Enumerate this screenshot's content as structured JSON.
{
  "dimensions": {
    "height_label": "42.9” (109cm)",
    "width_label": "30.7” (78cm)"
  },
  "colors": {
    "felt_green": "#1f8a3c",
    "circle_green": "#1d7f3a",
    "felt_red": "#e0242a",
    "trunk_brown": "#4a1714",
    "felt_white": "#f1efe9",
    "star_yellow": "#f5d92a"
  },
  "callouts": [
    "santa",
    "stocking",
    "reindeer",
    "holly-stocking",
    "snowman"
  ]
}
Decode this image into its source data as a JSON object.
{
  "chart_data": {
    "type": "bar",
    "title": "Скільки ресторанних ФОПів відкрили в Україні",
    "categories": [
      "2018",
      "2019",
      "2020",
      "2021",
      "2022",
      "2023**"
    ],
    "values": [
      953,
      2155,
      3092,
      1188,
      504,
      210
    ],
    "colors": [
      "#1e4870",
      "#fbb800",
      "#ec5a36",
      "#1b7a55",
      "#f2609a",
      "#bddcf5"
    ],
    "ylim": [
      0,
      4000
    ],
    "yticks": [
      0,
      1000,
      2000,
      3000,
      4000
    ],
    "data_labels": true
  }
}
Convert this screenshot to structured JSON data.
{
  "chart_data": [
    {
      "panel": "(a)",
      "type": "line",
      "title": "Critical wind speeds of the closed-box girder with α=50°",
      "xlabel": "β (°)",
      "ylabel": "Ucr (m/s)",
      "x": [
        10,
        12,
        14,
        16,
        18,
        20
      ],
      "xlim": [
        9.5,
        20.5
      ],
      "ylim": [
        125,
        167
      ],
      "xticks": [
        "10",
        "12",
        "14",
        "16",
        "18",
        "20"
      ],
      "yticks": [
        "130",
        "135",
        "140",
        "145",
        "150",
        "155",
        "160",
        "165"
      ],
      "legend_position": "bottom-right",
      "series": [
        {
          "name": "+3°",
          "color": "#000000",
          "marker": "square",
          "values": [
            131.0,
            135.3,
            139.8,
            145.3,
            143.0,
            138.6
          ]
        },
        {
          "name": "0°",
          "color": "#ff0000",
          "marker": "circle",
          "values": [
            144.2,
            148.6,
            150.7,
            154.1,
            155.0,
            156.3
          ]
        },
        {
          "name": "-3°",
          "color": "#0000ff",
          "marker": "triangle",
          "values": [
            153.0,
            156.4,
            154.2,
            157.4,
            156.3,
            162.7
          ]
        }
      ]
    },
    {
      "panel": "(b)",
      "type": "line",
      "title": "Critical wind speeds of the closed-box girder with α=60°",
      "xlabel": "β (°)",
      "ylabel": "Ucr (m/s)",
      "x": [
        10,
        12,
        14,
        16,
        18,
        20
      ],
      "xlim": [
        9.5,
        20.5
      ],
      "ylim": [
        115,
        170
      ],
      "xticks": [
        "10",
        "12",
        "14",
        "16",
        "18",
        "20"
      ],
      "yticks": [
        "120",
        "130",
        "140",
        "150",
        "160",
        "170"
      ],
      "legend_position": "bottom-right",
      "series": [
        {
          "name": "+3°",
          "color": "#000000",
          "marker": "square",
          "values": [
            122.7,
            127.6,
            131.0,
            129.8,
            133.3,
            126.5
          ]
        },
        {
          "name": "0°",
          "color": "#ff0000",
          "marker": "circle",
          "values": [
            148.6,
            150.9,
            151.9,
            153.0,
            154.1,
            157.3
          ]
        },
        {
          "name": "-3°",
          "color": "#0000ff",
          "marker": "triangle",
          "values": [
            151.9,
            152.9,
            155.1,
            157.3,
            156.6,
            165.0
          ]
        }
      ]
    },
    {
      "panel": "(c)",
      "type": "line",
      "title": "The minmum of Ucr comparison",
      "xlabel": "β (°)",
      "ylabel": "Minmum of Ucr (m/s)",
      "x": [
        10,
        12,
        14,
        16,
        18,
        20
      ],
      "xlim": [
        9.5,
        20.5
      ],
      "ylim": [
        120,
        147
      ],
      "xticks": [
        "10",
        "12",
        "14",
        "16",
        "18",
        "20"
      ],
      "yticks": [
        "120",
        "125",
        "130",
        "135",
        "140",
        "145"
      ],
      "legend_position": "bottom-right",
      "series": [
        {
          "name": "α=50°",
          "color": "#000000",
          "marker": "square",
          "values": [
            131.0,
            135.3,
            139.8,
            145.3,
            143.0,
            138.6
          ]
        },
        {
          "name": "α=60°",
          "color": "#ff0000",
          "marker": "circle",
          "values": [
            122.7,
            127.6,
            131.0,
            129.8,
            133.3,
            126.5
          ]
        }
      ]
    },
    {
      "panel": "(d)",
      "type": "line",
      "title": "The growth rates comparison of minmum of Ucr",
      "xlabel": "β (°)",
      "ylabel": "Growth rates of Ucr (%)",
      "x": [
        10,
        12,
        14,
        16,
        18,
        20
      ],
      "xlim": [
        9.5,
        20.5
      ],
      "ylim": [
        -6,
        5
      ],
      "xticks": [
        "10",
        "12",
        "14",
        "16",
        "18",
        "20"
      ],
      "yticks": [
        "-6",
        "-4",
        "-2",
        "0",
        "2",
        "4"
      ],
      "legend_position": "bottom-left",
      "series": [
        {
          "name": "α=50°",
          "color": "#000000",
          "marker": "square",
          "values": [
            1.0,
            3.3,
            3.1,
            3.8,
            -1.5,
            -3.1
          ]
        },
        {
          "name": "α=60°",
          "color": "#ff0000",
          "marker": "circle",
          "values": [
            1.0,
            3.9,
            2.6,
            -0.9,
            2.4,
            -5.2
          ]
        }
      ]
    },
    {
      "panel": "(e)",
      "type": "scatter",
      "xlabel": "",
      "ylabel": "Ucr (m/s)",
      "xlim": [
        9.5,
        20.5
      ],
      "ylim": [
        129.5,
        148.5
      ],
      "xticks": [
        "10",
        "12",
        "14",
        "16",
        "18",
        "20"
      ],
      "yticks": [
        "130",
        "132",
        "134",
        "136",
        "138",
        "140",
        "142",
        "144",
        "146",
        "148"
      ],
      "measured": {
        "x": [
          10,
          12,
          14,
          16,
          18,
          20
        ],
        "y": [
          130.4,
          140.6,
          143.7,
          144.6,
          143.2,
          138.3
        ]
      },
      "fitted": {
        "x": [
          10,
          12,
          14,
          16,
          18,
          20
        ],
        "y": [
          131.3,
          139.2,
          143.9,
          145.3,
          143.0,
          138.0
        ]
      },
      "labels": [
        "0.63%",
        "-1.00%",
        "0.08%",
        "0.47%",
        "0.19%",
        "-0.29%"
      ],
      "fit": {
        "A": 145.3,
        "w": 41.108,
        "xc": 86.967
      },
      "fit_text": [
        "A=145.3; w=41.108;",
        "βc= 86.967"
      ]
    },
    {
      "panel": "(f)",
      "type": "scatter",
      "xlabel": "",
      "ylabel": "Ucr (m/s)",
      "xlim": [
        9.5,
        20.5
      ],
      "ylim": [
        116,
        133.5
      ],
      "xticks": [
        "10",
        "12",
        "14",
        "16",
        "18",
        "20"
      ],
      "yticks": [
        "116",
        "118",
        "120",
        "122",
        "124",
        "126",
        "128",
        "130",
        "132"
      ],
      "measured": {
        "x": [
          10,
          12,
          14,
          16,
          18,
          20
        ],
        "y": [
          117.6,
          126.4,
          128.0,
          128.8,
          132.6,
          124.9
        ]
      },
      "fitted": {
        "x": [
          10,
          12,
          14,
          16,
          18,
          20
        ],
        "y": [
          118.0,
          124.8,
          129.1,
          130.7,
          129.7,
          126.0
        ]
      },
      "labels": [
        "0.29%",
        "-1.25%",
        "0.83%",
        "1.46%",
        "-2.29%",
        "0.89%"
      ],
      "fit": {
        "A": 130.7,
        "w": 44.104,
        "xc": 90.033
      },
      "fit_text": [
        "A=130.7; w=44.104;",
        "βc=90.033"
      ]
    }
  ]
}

********************

**AIM OF THE EXERCISE**. Count each line above in which the string "Critical" appears, then state only the total.

**IN RESPONSE**. 2